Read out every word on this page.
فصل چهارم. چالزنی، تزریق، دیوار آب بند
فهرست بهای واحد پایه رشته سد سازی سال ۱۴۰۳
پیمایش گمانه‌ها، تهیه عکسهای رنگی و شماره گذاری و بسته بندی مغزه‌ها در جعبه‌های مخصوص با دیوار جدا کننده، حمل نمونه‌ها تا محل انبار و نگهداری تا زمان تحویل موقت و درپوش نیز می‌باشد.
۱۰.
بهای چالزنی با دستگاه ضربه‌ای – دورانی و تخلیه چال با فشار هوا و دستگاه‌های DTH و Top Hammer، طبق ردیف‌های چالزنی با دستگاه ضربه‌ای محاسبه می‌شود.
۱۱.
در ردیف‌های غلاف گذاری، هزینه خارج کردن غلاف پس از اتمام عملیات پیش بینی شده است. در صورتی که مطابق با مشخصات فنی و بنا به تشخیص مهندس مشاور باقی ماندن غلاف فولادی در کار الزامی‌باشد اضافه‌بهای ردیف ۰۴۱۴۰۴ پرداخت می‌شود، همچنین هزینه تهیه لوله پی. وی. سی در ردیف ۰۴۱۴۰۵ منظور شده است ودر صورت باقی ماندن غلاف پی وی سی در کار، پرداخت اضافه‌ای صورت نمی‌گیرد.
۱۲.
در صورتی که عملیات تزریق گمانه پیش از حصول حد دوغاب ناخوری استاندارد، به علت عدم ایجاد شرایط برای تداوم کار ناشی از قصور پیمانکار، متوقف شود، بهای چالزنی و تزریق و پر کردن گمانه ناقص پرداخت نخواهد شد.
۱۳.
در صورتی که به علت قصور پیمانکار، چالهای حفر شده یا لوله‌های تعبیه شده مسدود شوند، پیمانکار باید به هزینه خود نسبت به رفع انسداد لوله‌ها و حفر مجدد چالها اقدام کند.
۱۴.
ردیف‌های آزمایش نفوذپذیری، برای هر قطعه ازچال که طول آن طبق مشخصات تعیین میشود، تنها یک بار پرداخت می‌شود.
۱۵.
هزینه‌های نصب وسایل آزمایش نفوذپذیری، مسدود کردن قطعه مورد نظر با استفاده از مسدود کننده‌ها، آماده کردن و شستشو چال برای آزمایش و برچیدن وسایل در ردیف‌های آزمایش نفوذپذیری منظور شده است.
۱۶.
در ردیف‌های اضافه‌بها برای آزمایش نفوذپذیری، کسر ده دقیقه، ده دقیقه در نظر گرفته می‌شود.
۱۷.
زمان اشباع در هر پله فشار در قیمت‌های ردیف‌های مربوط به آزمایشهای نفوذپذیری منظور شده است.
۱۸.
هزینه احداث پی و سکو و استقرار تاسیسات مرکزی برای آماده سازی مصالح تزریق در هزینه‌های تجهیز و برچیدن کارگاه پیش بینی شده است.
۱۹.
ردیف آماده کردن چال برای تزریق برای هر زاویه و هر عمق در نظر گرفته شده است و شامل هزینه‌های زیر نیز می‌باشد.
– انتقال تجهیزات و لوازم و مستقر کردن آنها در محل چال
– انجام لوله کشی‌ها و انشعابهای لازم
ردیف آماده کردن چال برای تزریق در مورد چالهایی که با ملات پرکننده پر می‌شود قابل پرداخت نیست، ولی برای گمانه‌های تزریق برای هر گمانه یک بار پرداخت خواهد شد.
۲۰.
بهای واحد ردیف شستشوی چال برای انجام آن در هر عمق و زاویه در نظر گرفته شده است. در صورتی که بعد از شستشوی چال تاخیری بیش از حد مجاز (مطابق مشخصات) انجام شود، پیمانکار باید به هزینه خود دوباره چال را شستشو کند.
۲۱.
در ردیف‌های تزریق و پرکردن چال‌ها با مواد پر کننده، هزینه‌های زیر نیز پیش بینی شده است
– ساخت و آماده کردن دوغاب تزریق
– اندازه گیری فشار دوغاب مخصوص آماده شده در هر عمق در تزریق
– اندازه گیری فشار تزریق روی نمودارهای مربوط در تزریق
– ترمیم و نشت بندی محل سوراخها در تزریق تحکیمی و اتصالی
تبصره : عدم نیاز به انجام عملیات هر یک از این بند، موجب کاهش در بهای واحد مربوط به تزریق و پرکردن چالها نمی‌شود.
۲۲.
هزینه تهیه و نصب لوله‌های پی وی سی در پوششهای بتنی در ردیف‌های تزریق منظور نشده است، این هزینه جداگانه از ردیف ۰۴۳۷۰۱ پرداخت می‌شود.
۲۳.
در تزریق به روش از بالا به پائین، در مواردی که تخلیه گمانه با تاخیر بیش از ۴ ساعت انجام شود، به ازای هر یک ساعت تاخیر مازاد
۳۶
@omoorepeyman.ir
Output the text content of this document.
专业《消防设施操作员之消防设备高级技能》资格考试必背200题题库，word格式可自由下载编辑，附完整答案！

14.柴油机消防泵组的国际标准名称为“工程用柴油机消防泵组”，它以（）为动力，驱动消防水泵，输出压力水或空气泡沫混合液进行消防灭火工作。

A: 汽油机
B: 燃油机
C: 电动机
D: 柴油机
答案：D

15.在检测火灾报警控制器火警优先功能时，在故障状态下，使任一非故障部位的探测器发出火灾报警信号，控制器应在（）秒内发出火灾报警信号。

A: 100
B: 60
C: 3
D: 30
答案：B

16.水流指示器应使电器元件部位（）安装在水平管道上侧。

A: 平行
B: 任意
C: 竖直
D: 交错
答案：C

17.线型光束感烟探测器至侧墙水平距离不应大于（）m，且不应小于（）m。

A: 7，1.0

*INSTRUCTION*. Repeat the data in its entirety, character for character.

*WRITTEN ANSWER*.
Read out every word on this page.
فصل چهارم. چالزنی، تزریق، دیوار آب بند
فهرست بهای واحد پایه رشته سد سازی سال ۱۴۰۳
پیمایش گمانه‌ها، تهیه عکسهای رنگی و شماره گذاری و بسته بندی مغزه‌ها در جعبه‌های مخصوص با دیوار جدا کننده، حمل نمونه‌ها تا محل انبار و نگهداری تا زمان تحویل موقت و درپوش نیز می‌باشد.
۱۰.
بهای چالزنی با دستگاه ضربه‌ای – دورانی و تخلیه چال با فشار هوا و دستگاه‌های DTH و Top Hammer، طبق ردیف‌های چالزنی با دستگاه ضربه‌ای محاسبه می‌شود.
۱۱.
در ردیف‌های غلاف گذاری، هزینه خارج کردن غلاف پس از اتمام عملیات پیش بینی شده است. در صورتی که مطابق با مشخصات فنی و بنا به تشخیص مهندس مشاور باقی ماندن غلاف فولادی در کار الزامی‌باشد اضافه‌بهای ردیف ۰۴۱۴۰۴ پرداخت می‌شود، همچنین هزینه تهیه لوله پی. وی. سی در ردیف ۰۴۱۴۰۵ منظور شده است ودر صورت باقی ماندن غلاف پی وی سی در کار، پرداخت اضافه‌ای صورت نمی‌گیرد.
۱۲.
در صورتی که عملیات تزریق گمانه پیش از حصول حد دوغاب ناخوری استاندارد، به علت عدم ایجاد شرایط برای تداوم کار ناشی از قصور پیمانکار، متوقف شود، بهای چالزنی و تزریق و پر کردن گمانه ناقص پرداخت نخواهد شد.
۱۳.
در صورتی که به علت قصور پیمانکار، چالهای حفر شده یا لوله‌های تعبیه شده مسدود شوند، پیمانکار باید به هزینه خود نسبت به رفع انسداد لوله‌ها و حفر مجدد چالها اقدام کند.
۱۴.
ردیف‌های آزمایش نفوذپذیری، برای هر قطعه ازچال که طول آن طبق مشخصات تعیین میشود، تنها یک بار پرداخت می‌شود.
۱۵.
هزینه‌های نصب وسایل آزمایش نفوذپذیری، مسدود کردن قطعه مورد نظر با استفاده از مسدود کننده‌ها، آماده کردن و شستشو چال برای آزمایش و برچیدن وسایل در ردیف‌های آزمایش نفوذپذیری منظور شده است.
۱۶.
در ردیف‌های اضافه‌بها برای آزمایش نفوذپذیری، کسر ده دقیقه، ده دقیقه در نظر گرفته می‌شود.
۱۷.
زمان اشباع در هر پله فشار در قیمت‌های ردیف‌های مربوط به آزمایشهای نفوذپذیری منظور شده است.
۱۸.
هزینه احداث پی و سکو و استقرار تاسیسات مرکزی برای آماده سازی مصالح تزریق در هزینه‌های تجهیز و برچیدن کارگاه پیش بینی شده است.
۱۹.
ردیف آماده کردن چال برای تزریق برای هر زاویه و هر عمق در نظر گرفته شده است و شامل هزینه‌های زیر نیز می‌باشد.
– انتقال تجهیزات و لوازم و مستقر کردن آنها در محل چال
– انجام لوله کشی‌ها و انشعابهای لازم
ردیف آماده کردن چال برای تزریق در مورد چالهایی که با ملات پرکننده پر می‌شود قابل پرداخت نیست، ولی برای گمانه‌های تزریق برای هر گمانه یک بار پرداخت خواهد شد.
۲۰.
بهای واحد ردیف شستشوی چال برای انجام آن در هر عمق و زاویه در نظر گرفته شده است. در صورتی که بعد از شستشوی چال تاخیری بیش از حد مجاز (مطابق مشخصات) انجام شود، پیمانکار باید به هزینه خود دوباره چال را شستشو کند.
۲۱.
در ردیف‌های تزریق و پرکردن چال‌ها با مواد پر کننده، هزینه‌های زیر نیز پیش بینی شده است
– ساخت و آماده کردن دوغاب تزریق
– اندازه گیری فشار دوغاب مخصوص آماده شده در هر عمق در تزریق
– اندازه گیری فشار تزریق روی نمودارهای مربوط در تزریق
– ترمیم و نشت بندی محل سوراخها در تزریق تحکیمی و اتصالی
تبصره : عدم نیاز به انجام عملیات هر یک از این بند، موجب کاهش در بهای واحد مربوط به تزریق و پرکردن چالها نمی‌شود.
۲۲.
هزینه تهیه و نصب لوله‌های پی وی سی در پوششهای بتنی در ردیف‌های تزریق منظور نشده است، این هزینه جداگانه از ردیف ۰۴۳۷۰۱ پرداخت می‌شود.
۲۳.
در تزریق به روش از بالا به پائین، در مواردی که تخلیه گمانه با تاخیر بیش از ۴ ساعت انجام شود، به ازای هر یک ساعت تاخیر مازاد
۳۶
@omoorepeyman.ir
Output the text content of this document.
专业《消防设施操作员之消防设备高级技能》资格考试必背200题题库，word格式可自由下载编辑，附完整答案！

14.柴油机消防泵组的国际标准名称为“工程用柴油机消防泵组”，它以（）为动力，驱动消防水泵，输出压力水或空气泡沫混合液进行消防灭火工作。

A: 汽油机
B: 燃油机
C: 电动机
D: 柴油机
答案：D

15.在检测火灾报警控制器火警优先功能时，在故障状态下，使任一非故障部位的探测器发出火灾报警信号，控制器应在（）秒内发出火灾报警信号。

A: 100
B: 60
C: 3
D: 30
答案：B

16.水流指示器应使电器元件部位（）安装在水平管道上侧。

A: 平行
B: 任意
C: 竖直
D: 交错
答案：C

17.线型光束感烟探测器至侧墙水平距离不应大于（）m，且不应小于（）m。

A: 7，1.0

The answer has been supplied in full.